**Required work:** Set down the records once more, please, exactly and with the pictures left out.

[start of The input]

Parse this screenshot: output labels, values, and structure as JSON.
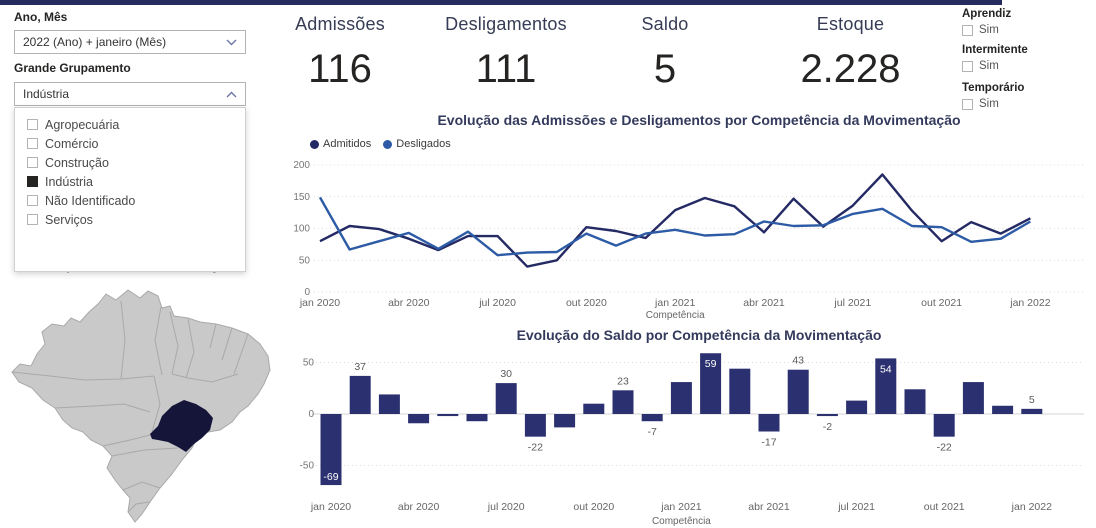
{
  "accent_color": "#262b5f",
  "sidebar": {
    "year_month": {
      "label": "Ano, Mês",
      "value": "2022 (Ano) + janeiro (Mês)"
    },
    "grouping": {
      "label": "Grande Grupamento",
      "value": "Indústria",
      "options": [
        {
          "label": "Agropecuária",
          "checked": false
        },
        {
          "label": "Comércio",
          "checked": false
        },
        {
          "label": "Construção",
          "checked": false
        },
        {
          "label": "Indústria",
          "checked": true
        },
        {
          "label": "Não Identificado",
          "checked": false
        },
        {
          "label": "Serviços",
          "checked": false
        }
      ]
    },
    "map": {
      "title": "Saldo por Unidade da Federação",
      "highlighted_state": "Minas Gerais",
      "highlight_color": "#141539",
      "state_color": "#c9c9c9",
      "border_color": "#a9a9a9"
    }
  },
  "kpis": [
    {
      "label": "Admissões",
      "value": "116"
    },
    {
      "label": "Desligamentos",
      "value": "111"
    },
    {
      "label": "Saldo",
      "value": "5"
    },
    {
      "label": "Estoque",
      "value": "2.228"
    }
  ],
  "filters": [
    {
      "label": "Aprendiz",
      "option": "Sim",
      "checked": false
    },
    {
      "label": "Intermitente",
      "option": "Sim",
      "checked": false
    },
    {
      "label": "Temporário",
      "option": "Sim",
      "checked": false
    }
  ],
  "chart_data": [
    {
      "type": "line",
      "title": "Evolução das Admissões e Desligamentos por Competência da Movimentação",
      "xlabel": "Competência",
      "ylabel": "",
      "ylim": [
        0,
        200
      ],
      "yticks": [
        0,
        50,
        100,
        150,
        200
      ],
      "grid": "dotted-horizontal",
      "legend_position": "top-left",
      "x": [
        "jan 2020",
        "fev 2020",
        "mar 2020",
        "abr 2020",
        "mai 2020",
        "jun 2020",
        "jul 2020",
        "ago 2020",
        "set 2020",
        "out 2020",
        "nov 2020",
        "dez 2020",
        "jan 2021",
        "fev 2021",
        "mar 2021",
        "abr 2021",
        "mai 2021",
        "jun 2021",
        "jul 2021",
        "ago 2021",
        "set 2021",
        "out 2021",
        "nov 2021",
        "dez 2021",
        "jan 2022"
      ],
      "xticks_shown": [
        "jan 2020",
        "abr 2020",
        "jul 2020",
        "out 2020",
        "jan 2021",
        "abr 2021",
        "jul 2021",
        "out 2021",
        "jan 2022"
      ],
      "series": [
        {
          "name": "Admitidos",
          "color": "#242a63",
          "values": [
            80,
            104,
            99,
            84,
            66,
            88,
            88,
            40,
            50,
            102,
            96,
            85,
            129,
            148,
            135,
            94,
            147,
            103,
            136,
            185,
            128,
            80,
            110,
            92,
            116
          ]
        },
        {
          "name": "Desligados",
          "color": "#2d5ba5",
          "values": [
            149,
            67,
            80,
            93,
            68,
            95,
            58,
            62,
            63,
            92,
            73,
            92,
            98,
            89,
            91,
            111,
            104,
            105,
            123,
            131,
            104,
            102,
            79,
            84,
            111
          ]
        }
      ]
    },
    {
      "type": "bar",
      "title": "Evolução do Saldo por Competência da Movimentação",
      "xlabel": "Competência",
      "ylabel": "",
      "ylim": [
        -75,
        60
      ],
      "yticks": [
        -50,
        0,
        50
      ],
      "grid": "dotted-horizontal",
      "bar_color": "#2b3170",
      "categories": [
        "jan 2020",
        "fev 2020",
        "mar 2020",
        "abr 2020",
        "mai 2020",
        "jun 2020",
        "jul 2020",
        "ago 2020",
        "set 2020",
        "out 2020",
        "nov 2020",
        "dez 2020",
        "jan 2021",
        "fev 2021",
        "mar 2021",
        "abr 2021",
        "mai 2021",
        "jun 2021",
        "jul 2021",
        "ago 2021",
        "set 2021",
        "out 2021",
        "nov 2021",
        "dez 2021",
        "jan 2022"
      ],
      "xticks_shown": [
        "jan 2020",
        "abr 2020",
        "jul 2020",
        "out 2020",
        "jan 2021",
        "abr 2021",
        "jul 2021",
        "out 2021",
        "jan 2022"
      ],
      "values": [
        -69,
        37,
        19,
        -9,
        -2,
        -7,
        30,
        -22,
        -13,
        10,
        23,
        -7,
        31,
        59,
        44,
        -17,
        43,
        -2,
        13,
        54,
        24,
        -22,
        31,
        8,
        5
      ],
      "data_labels": {
        "0": "-69",
        "1": "37",
        "6": "30",
        "7": "-22",
        "10": "23",
        "11": "-7",
        "13": "59",
        "15": "-17",
        "16": "43",
        "17": "-2",
        "19": "54",
        "21": "-22",
        "24": "5"
      },
      "inside_label_indices": [
        0,
        13,
        19
      ]
    }
  ]
}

[end of The input]

**Reply to the task:**
Parse this screenshot: output labels, values, and structure as JSON.
{
  "accent_color": "#262b5f",
  "sidebar": {
    "year_month": {
      "label": "Ano, Mês",
      "value": "2022 (Ano) + janeiro (Mês)"
    },
    "grouping": {
      "label": "Grande Grupamento",
      "value": "Indústria",
      "options": [
        {
          "label": "Agropecuária",
          "checked": false
        },
        {
          "label": "Comércio",
          "checked": false
        },
        {
          "label": "Construção",
          "checked": false
        },
        {
          "label": "Indústria",
          "checked": true
        },
        {
          "label": "Não Identificado",
          "checked": false
        },
        {
          "label": "Serviços",
          "checked": false
        }
      ]
    },
    "map": {
      "title": "Saldo por Unidade da Federação",
      "highlighted_state": "Minas Gerais",
      "highlight_color": "#141539",
      "state_color": "#c9c9c9",
      "border_color": "#a9a9a9"
    }
  },
  "kpis": [
    {
      "label": "Admissões",
      "value": "116"
    },
    {
      "label": "Desligamentos",
      "value": "111"
    },
    {
      "label": "Saldo",
      "value": "5"
    },
    {
      "label": "Estoque",
      "value": "2.228"
    }
  ],
  "filters": [
    {
      "label": "Aprendiz",
      "option": "Sim",
      "checked": false
    },
    {
      "label": "Intermitente",
      "option": "Sim",
      "checked": false
    },
    {
      "label": "Temporário",
      "option": "Sim",
      "checked": false
    }
  ],
  "chart_data": [
    {
      "type": "line",
      "title": "Evolução das Admissões e Desligamentos por Competência da Movimentação",
      "xlabel": "Competência",
      "ylabel": "",
      "ylim": [
        0,
        200
      ],
      "yticks": [
        0,
        50,
        100,
        150,
        200
      ],
      "grid": "dotted-horizontal",
      "legend_position": "top-left",
      "x": [
        "jan 2020",
        "fev 2020",
        "mar 2020",
        "abr 2020",
        "mai 2020",
        "jun 2020",
        "jul 2020",
        "ago 2020",
        "set 2020",
        "out 2020",
        "nov 2020",
        "dez 2020",
        "jan 2021",
        "fev 2021",
        "mar 2021",
        "abr 2021",
        "mai 2021",
        "jun 2021",
        "jul 2021",
        "ago 2021",
        "set 2021",
        "out 2021",
        "nov 2021",
        "dez 2021",
        "jan 2022"
      ],
      "xticks_shown": [
        "jan 2020",
        "abr 2020",
        "jul 2020",
        "out 2020",
        "jan 2021",
        "abr 2021",
        "jul 2021",
        "out 2021",
        "jan 2022"
      ],
      "series": [
        {
          "name": "Admitidos",
          "color": "#242a63",
          "values": [
            80,
            104,
            99,
            84,
            66,
            88,
            88,
            40,
            50,
            102,
            96,
            85,
            129,
            148,
            135,
            94,
            147,
            103,
            136,
            185,
            128,
            80,
            110,
            92,
            116
          ]
        },
        {
          "name": "Desligados",
          "color": "#2d5ba5",
          "values": [
            149,
            67,
            80,
            93,
            68,
            95,
            58,
            62,
            63,
            92,
            73,
            92,
            98,
            89,
            91,
            111,
            104,
            105,
            123,
            131,
            104,
            102,
            79,
            84,
            111
          ]
        }
      ]
    },
    {
      "type": "bar",
      "title": "Evolução do Saldo por Competência da Movimentação",
      "xlabel": "Competência",
      "ylabel": "",
      "ylim": [
        -75,
        60
      ],
      "yticks": [
        -50,
        0,
        50
      ],
      "grid": "dotted-horizontal",
      "bar_color": "#2b3170",
      "categories": [
        "jan 2020",
        "fev 2020",
        "mar 2020",
        "abr 2020",
        "mai 2020",
        "jun 2020",
        "jul 2020",
        "ago 2020",
        "set 2020",
        "out 2020",
        "nov 2020",
        "dez 2020",
        "jan 2021",
        "fev 2021",
        "mar 2021",
        "abr 2021",
        "mai 2021",
        "jun 2021",
        "jul 2021",
        "ago 2021",
        "set 2021",
        "out 2021",
        "nov 2021",
        "dez 2021",
        "jan 2022"
      ],
      "xticks_shown": [
        "jan 2020",
        "abr 2020",
        "jul 2020",
        "out 2020",
        "jan 2021",
        "abr 2021",
        "jul 2021",
        "out 2021",
        "jan 2022"
      ],
      "values": [
        -69,
        37,
        19,
        -9,
        -2,
        -7,
        30,
        -22,
        -13,
        10,
        23,
        -7,
        31,
        59,
        44,
        -17,
        43,
        -2,
        13,
        54,
        24,
        -22,
        31,
        8,
        5
      ],
      "data_labels": {
        "0": "-69",
        "1": "37",
        "6": "30",
        "7": "-22",
        "10": "23",
        "11": "-7",
        "13": "59",
        "15": "-17",
        "16": "43",
        "17": "-2",
        "19": "54",
        "21": "-22",
        "24": "5"
      },
      "inside_label_indices": [
        0,
        13,
        19
      ]
    }
  ]
}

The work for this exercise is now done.